What is asked
Output the entries word for word. Omit images.

Entries shown
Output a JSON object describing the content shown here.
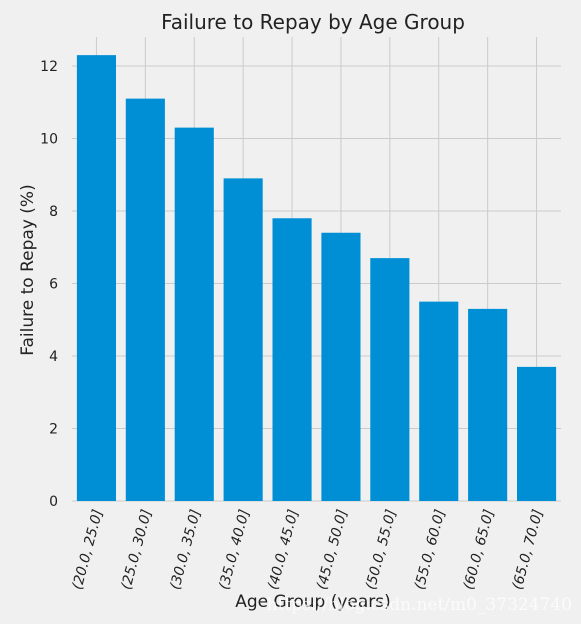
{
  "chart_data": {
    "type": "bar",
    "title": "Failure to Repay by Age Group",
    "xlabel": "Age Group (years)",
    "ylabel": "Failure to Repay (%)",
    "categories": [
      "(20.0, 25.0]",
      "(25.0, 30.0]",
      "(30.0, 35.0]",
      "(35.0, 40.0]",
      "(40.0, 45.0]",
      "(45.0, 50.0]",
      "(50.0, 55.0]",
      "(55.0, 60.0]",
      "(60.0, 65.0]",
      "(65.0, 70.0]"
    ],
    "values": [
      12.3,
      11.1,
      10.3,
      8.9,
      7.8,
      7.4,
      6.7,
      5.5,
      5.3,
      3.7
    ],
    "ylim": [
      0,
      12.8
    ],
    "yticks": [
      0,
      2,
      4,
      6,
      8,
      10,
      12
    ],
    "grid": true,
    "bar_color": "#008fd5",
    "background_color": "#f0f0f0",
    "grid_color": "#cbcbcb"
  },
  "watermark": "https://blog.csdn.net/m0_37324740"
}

Result for this exercise
Output a JSON object describing the content shown here.
{
  "chart_data": {
    "type": "bar",
    "title": "Failure to Repay by Age Group",
    "xlabel": "Age Group (years)",
    "ylabel": "Failure to Repay (%)",
    "categories": [
      "(20.0, 25.0]",
      "(25.0, 30.0]",
      "(30.0, 35.0]",
      "(35.0, 40.0]",
      "(40.0, 45.0]",
      "(45.0, 50.0]",
      "(50.0, 55.0]",
      "(55.0, 60.0]",
      "(60.0, 65.0]",
      "(65.0, 70.0]"
    ],
    "values": [
      12.3,
      11.1,
      10.3,
      8.9,
      7.8,
      7.4,
      6.7,
      5.5,
      5.3,
      3.7
    ],
    "ylim": [
      0,
      12.8
    ],
    "yticks": [
      0,
      2,
      4,
      6,
      8,
      10,
      12
    ],
    "grid": true,
    "bar_color": "#008fd5",
    "background_color": "#f0f0f0",
    "grid_color": "#cbcbcb"
  },
  "watermark": "https://blog.csdn.net/m0_37324740"
}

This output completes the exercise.